[Stated goal] Can you reproduce the records word for word, from the line containing "segment this screenshot: for" through the line containing "- watermark-site-text: 更多内容尽在心语资料库: [284, 1130, 500, 1153]", with both of those lines included and the pictures left out?
## Begin Data supplied
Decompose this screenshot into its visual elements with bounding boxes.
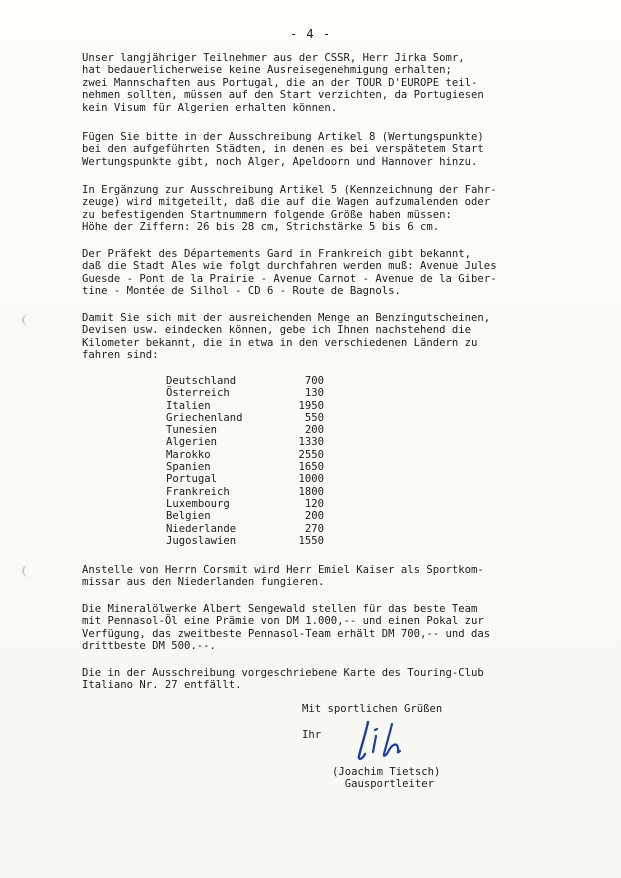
## End Data supplied
## Begin Data supplied
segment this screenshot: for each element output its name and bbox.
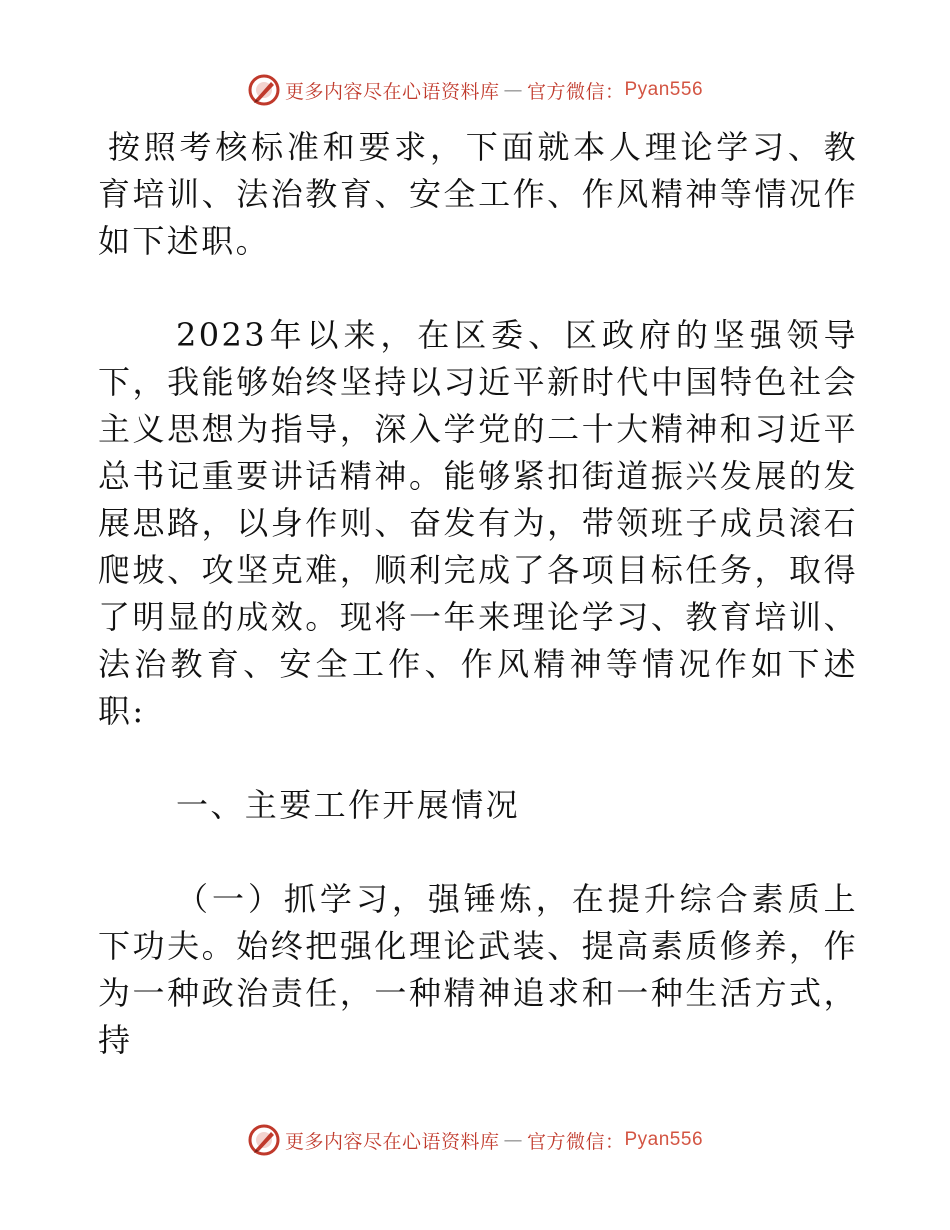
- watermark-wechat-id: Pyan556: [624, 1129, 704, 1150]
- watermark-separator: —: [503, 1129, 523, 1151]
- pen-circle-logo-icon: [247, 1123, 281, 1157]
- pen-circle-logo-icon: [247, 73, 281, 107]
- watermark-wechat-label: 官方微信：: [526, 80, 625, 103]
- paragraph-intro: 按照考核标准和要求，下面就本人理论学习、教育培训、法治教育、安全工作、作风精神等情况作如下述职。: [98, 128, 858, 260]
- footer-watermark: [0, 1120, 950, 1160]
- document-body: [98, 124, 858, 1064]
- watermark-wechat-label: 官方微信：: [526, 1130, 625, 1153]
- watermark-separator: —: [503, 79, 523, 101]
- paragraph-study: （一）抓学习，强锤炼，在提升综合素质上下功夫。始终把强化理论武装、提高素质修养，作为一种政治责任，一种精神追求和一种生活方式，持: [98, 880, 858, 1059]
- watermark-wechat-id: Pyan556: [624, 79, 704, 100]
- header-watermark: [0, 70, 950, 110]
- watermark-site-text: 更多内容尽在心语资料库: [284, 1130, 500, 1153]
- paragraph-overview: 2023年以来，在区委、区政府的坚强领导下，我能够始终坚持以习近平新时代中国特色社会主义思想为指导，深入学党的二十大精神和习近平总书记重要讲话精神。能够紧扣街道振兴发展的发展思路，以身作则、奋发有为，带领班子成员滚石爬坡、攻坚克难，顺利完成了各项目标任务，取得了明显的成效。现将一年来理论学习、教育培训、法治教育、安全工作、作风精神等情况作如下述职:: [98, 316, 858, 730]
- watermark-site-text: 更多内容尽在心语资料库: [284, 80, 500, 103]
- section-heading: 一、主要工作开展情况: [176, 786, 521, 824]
## End Data supplied
## Begin Data supplied
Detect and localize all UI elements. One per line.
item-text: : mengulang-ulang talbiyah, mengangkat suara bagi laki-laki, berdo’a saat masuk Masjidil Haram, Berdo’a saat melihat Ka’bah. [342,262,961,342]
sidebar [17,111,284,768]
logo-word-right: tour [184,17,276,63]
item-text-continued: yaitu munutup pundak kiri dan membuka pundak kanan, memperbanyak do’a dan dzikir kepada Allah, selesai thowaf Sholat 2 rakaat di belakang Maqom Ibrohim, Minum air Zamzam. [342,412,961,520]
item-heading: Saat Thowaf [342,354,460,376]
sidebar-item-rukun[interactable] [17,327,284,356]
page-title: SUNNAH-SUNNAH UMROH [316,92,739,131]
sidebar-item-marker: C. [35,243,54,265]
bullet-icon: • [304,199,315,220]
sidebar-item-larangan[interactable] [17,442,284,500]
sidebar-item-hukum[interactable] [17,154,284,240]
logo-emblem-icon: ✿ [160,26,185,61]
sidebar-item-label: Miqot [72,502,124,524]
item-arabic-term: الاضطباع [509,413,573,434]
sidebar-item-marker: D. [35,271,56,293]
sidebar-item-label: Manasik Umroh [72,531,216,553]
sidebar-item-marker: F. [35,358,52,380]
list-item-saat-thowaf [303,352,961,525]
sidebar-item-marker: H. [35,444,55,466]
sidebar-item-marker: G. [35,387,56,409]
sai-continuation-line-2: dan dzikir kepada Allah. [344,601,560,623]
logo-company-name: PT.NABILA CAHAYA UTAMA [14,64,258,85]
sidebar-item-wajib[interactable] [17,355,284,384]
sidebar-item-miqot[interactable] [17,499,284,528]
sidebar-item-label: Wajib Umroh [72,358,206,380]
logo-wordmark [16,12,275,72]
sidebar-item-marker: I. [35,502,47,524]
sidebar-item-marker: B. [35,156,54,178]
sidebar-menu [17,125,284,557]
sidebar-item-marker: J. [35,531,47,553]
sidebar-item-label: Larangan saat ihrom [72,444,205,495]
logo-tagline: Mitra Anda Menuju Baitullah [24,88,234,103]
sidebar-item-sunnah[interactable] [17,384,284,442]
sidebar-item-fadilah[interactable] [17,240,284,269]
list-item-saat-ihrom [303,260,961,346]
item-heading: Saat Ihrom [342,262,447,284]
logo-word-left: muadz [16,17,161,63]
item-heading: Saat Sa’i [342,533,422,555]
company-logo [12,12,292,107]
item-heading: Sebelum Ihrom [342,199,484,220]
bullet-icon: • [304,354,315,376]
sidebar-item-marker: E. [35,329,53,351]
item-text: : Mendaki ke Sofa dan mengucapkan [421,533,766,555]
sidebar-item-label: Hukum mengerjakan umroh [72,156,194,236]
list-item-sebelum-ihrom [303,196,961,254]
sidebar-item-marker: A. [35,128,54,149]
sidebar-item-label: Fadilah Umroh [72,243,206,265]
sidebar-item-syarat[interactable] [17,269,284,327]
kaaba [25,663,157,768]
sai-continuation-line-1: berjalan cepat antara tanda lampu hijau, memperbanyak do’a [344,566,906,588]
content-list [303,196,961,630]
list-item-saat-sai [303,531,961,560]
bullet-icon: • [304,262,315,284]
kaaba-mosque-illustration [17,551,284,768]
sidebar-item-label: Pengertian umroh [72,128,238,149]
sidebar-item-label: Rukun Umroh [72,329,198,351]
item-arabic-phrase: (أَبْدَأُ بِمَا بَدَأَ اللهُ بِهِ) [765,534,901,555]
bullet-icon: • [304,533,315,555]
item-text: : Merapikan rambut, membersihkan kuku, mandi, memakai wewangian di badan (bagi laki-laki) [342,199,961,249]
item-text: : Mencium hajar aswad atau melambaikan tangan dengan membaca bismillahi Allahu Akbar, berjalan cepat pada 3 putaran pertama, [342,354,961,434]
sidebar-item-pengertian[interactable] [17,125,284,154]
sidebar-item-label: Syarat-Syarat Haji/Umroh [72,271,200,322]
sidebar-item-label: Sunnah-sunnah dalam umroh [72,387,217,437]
## End Data supplied
[Result below]
segment this screenshot: for each element output its name and bbox.
- watermark-wechat-id: Pyan556: [624, 1129, 704, 1150]
- watermark-separator: —: [503, 1129, 523, 1151]
- pen-circle-logo-icon: [247, 1123, 281, 1157]
- pen-circle-logo-icon: [247, 73, 281, 107]
- watermark-wechat-label: 官方微信：: [526, 80, 625, 103]
- paragraph-intro: 按照考核标准和要求，下面就本人理论学习、教育培训、法治教育、安全工作、作风精神等情况作如下述职。: [98, 128, 858, 260]
- footer-watermark: [0, 1120, 950, 1160]
- document-body: [98, 124, 858, 1064]
- watermark-wechat-label: 官方微信：: [526, 1130, 625, 1153]
- watermark-separator: —: [503, 79, 523, 101]
- paragraph-study: （一）抓学习，强锤炼，在提升综合素质上下功夫。始终把强化理论武装、提高素质修养，作为一种政治责任，一种精神追求和一种生活方式，持: [98, 880, 858, 1059]
- watermark-wechat-id: Pyan556: [624, 79, 704, 100]
- header-watermark: [0, 70, 950, 110]
- watermark-site-text: 更多内容尽在心语资料库: [284, 1130, 500, 1153]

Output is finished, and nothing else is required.